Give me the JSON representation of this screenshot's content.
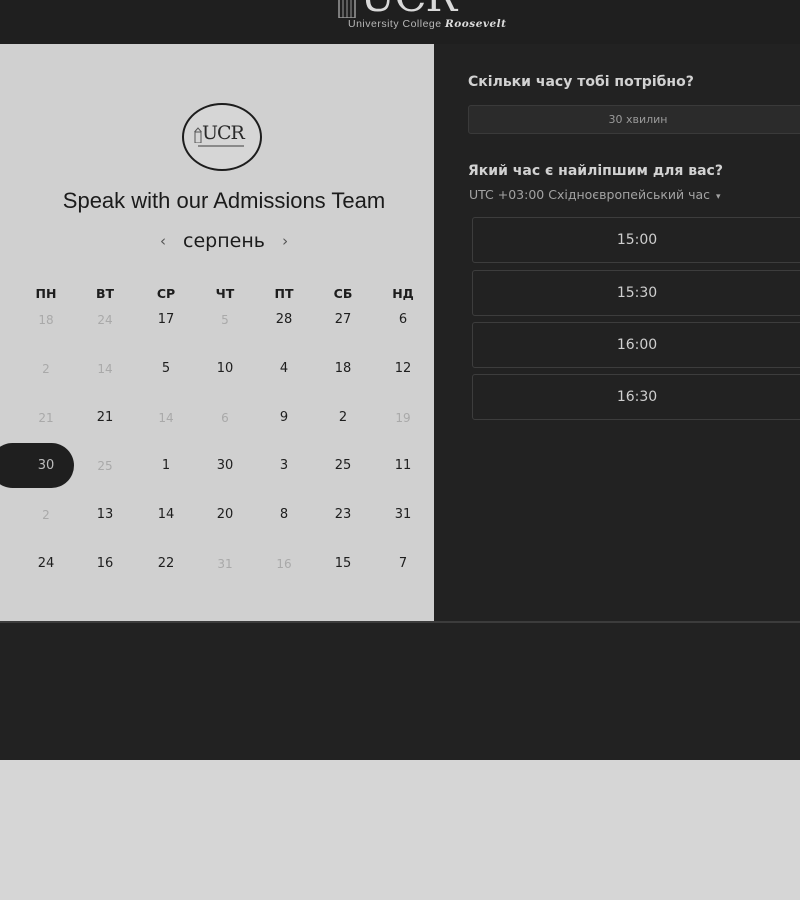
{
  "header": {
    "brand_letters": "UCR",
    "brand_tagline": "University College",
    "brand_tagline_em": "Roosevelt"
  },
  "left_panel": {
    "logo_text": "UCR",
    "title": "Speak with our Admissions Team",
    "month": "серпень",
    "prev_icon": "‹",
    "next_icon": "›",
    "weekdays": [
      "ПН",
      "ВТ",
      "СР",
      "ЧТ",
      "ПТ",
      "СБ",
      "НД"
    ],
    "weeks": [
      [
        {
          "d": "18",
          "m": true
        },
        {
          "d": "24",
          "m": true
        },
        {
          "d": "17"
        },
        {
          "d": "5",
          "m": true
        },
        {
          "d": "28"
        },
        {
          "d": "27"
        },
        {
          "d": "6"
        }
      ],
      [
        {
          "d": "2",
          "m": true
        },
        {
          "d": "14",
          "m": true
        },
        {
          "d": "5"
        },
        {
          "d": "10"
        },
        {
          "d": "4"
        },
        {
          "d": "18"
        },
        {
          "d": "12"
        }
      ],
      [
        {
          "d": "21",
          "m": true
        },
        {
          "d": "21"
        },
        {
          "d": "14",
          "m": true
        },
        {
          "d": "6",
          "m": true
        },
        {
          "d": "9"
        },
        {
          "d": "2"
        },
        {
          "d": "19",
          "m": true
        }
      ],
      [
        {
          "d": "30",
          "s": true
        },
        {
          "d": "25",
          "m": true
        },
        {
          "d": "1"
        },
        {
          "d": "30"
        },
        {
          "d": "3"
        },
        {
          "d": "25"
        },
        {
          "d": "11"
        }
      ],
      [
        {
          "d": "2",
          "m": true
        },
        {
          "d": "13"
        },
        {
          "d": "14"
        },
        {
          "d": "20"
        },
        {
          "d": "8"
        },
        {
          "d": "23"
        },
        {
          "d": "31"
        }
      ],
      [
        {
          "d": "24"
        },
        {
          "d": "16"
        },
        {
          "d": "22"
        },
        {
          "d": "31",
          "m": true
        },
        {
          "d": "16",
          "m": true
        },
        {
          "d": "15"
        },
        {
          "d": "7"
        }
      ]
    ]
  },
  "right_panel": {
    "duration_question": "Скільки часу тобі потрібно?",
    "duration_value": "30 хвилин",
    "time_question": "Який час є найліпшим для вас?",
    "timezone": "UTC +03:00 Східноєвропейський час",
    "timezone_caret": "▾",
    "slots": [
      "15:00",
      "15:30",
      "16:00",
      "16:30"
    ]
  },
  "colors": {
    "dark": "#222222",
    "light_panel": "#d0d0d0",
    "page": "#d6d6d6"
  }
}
####################
EXERCISE OBJECTIVE:
Leave out the pictures and give the rest of the records again exactly.

ANSWER TO THIS TASK:
Give me the JSON representation of this screenshot's content.
{
  "header": {
    "brand_letters": "UCR",
    "brand_tagline": "University College",
    "brand_tagline_em": "Roosevelt"
  },
  "left_panel": {
    "logo_text": "UCR",
    "title": "Speak with our Admissions Team",
    "month": "серпень",
    "prev_icon": "‹",
    "next_icon": "›",
    "weekdays": [
      "ПН",
      "ВТ",
      "СР",
      "ЧТ",
      "ПТ",
      "СБ",
      "НД"
    ],
    "weeks": [
      [
        {
          "d": "18",
          "m": true
        },
        {
          "d": "24",
          "m": true
        },
        {
          "d": "17"
        },
        {
          "d": "5",
          "m": true
        },
        {
          "d": "28"
        },
        {
          "d": "27"
        },
        {
          "d": "6"
        }
      ],
      [
        {
          "d": "2",
          "m": true
        },
        {
          "d": "14",
          "m": true
        },
        {
          "d": "5"
        },
        {
          "d": "10"
        },
        {
          "d": "4"
        },
        {
          "d": "18"
        },
        {
          "d": "12"
        }
      ],
      [
        {
          "d": "21",
          "m": true
        },
        {
          "d": "21"
        },
        {
          "d": "14",
          "m": true
        },
        {
          "d": "6",
          "m": true
        },
        {
          "d": "9"
        },
        {
          "d": "2"
        },
        {
          "d": "19",
          "m": true
        }
      ],
      [
        {
          "d": "30",
          "s": true
        },
        {
          "d": "25",
          "m": true
        },
        {
          "d": "1"
        },
        {
          "d": "30"
        },
        {
          "d": "3"
        },
        {
          "d": "25"
        },
        {
          "d": "11"
        }
      ],
      [
        {
          "d": "2",
          "m": true
        },
        {
          "d": "13"
        },
        {
          "d": "14"
        },
        {
          "d": "20"
        },
        {
          "d": "8"
        },
        {
          "d": "23"
        },
        {
          "d": "31"
        }
      ],
      [
        {
          "d": "24"
        },
        {
          "d": "16"
        },
        {
          "d": "22"
        },
        {
          "d": "31",
          "m": true
        },
        {
          "d": "16",
          "m": true
        },
        {
          "d": "15"
        },
        {
          "d": "7"
        }
      ]
    ]
  },
  "right_panel": {
    "duration_question": "Скільки часу тобі потрібно?",
    "duration_value": "30 хвилин",
    "time_question": "Який час є найліпшим для вас?",
    "timezone": "UTC +03:00 Східноєвропейський час",
    "timezone_caret": "▾",
    "slots": [
      "15:00",
      "15:30",
      "16:00",
      "16:30"
    ]
  },
  "colors": {
    "dark": "#222222",
    "light_panel": "#d0d0d0",
    "page": "#d6d6d6"
  }
}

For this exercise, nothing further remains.